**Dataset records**
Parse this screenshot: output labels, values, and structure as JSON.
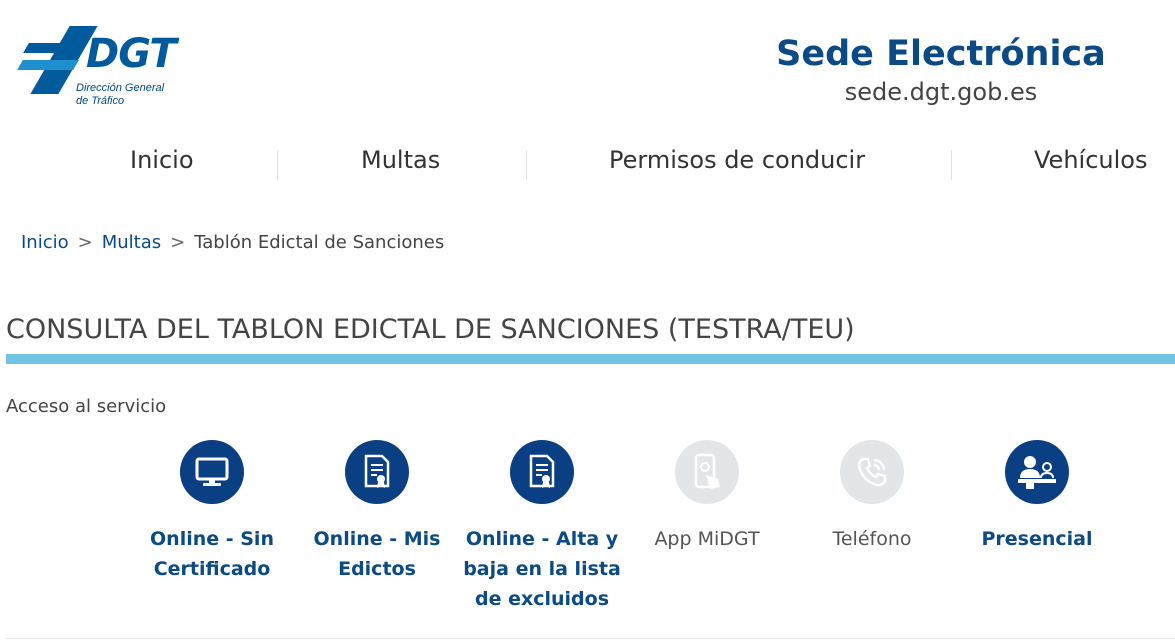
{
  "header": {
    "logo": {
      "text": "DGT",
      "subtitle_line1": "Dirección General",
      "subtitle_line2": "de Tráfico"
    },
    "sede_title": "Sede Electrónica",
    "sede_url": "sede.dgt.gob.es"
  },
  "nav": {
    "items": [
      {
        "label": "Inicio"
      },
      {
        "label": "Multas"
      },
      {
        "label": "Permisos de conducir"
      },
      {
        "label": "Vehículos"
      }
    ]
  },
  "breadcrumb": {
    "items": [
      {
        "label": "Inicio"
      },
      {
        "label": "Multas"
      }
    ],
    "separator": ">",
    "current": "Tablón Edictal de Sanciones"
  },
  "page": {
    "title": "CONSULTA DEL TABLON EDICTAL DE SANCIONES (TESTRA/TEU)",
    "section_label": "Acceso al servicio"
  },
  "services": [
    {
      "line1": "Online - Sin",
      "line2": "Certificado",
      "line3": "",
      "icon": "monitor-icon",
      "enabled": true
    },
    {
      "line1": "Online - Mis",
      "line2": "Edictos",
      "line3": "",
      "icon": "certificate-document-icon",
      "enabled": true
    },
    {
      "line1": "Online - Alta y",
      "line2": "baja en la lista",
      "line3": "de excluidos",
      "icon": "certificate-document-icon",
      "enabled": true
    },
    {
      "line1": "App MiDGT",
      "line2": "",
      "line3": "",
      "icon": "mobile-app-icon",
      "enabled": false
    },
    {
      "line1": "Teléfono",
      "line2": "",
      "line3": "",
      "icon": "phone-icon",
      "enabled": false
    },
    {
      "line1": "Presencial",
      "line2": "",
      "line3": "",
      "icon": "counter-attendance-icon",
      "enabled": true
    }
  ],
  "colors": {
    "brand_blue": "#005a9c",
    "link_blue": "#0b4a85",
    "accent_rule": "#72c4e4",
    "disabled_circle": "#e3e6e9"
  }
}
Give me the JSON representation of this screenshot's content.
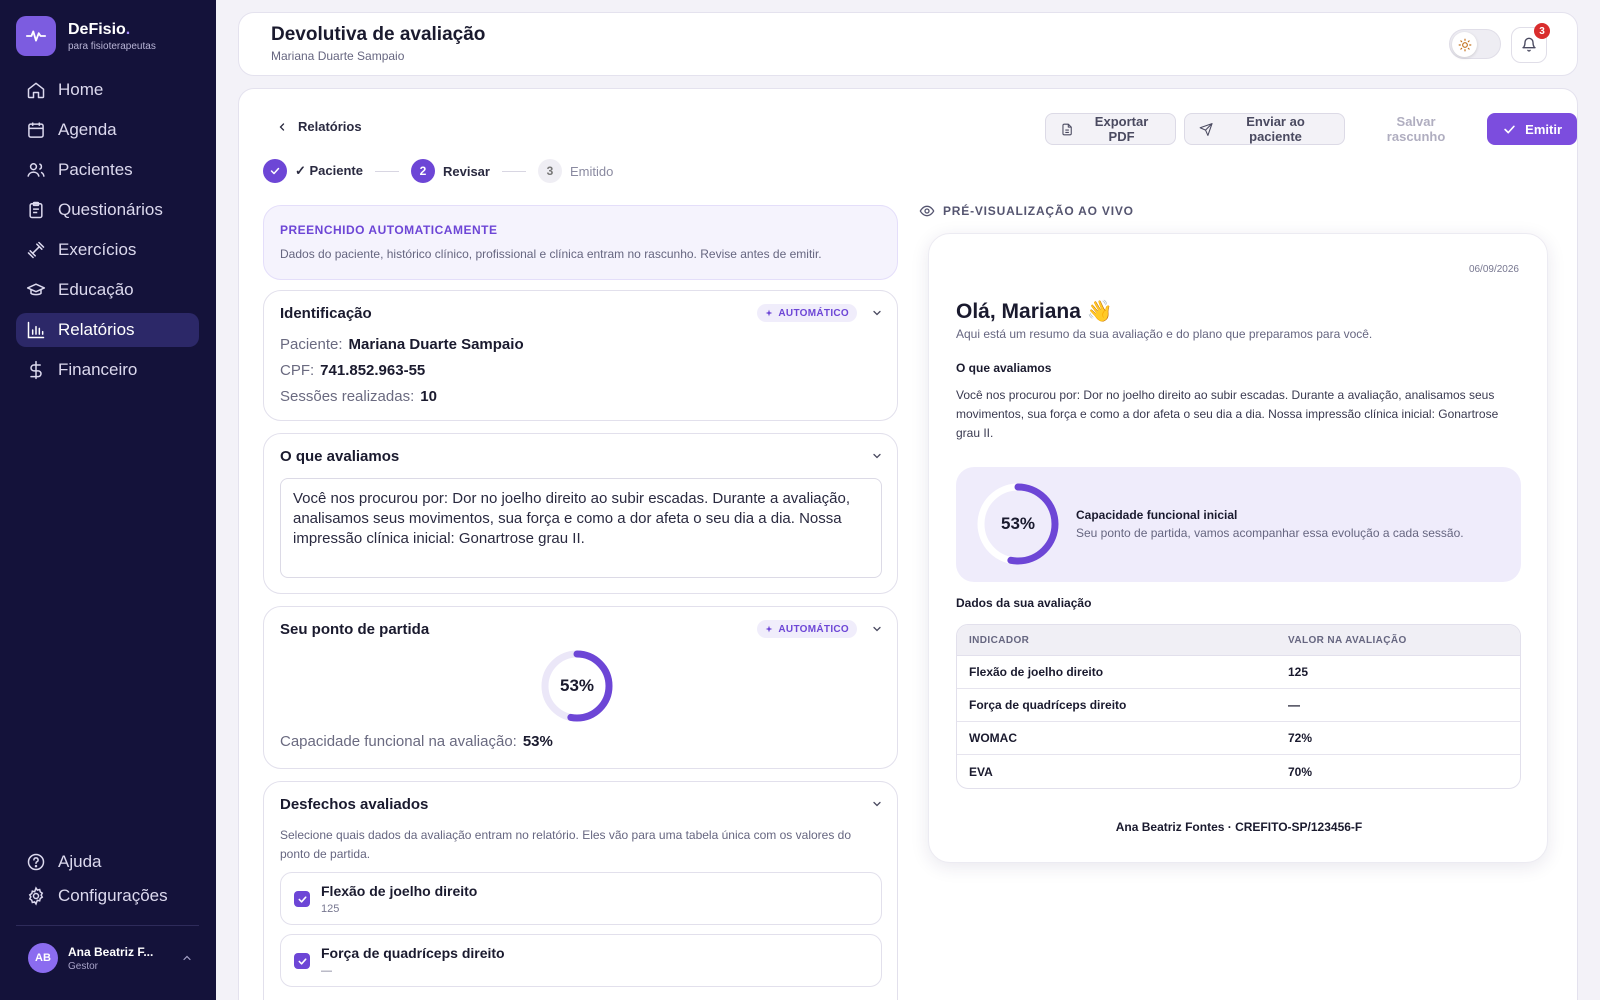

**Set exercise**
Gather each line of the listing that holds the string "JSON".

**Answer to the problem**
Parse this screenshot: output labels, values, and structure as JSON.
Give me the JSON representation of this screenshot's content.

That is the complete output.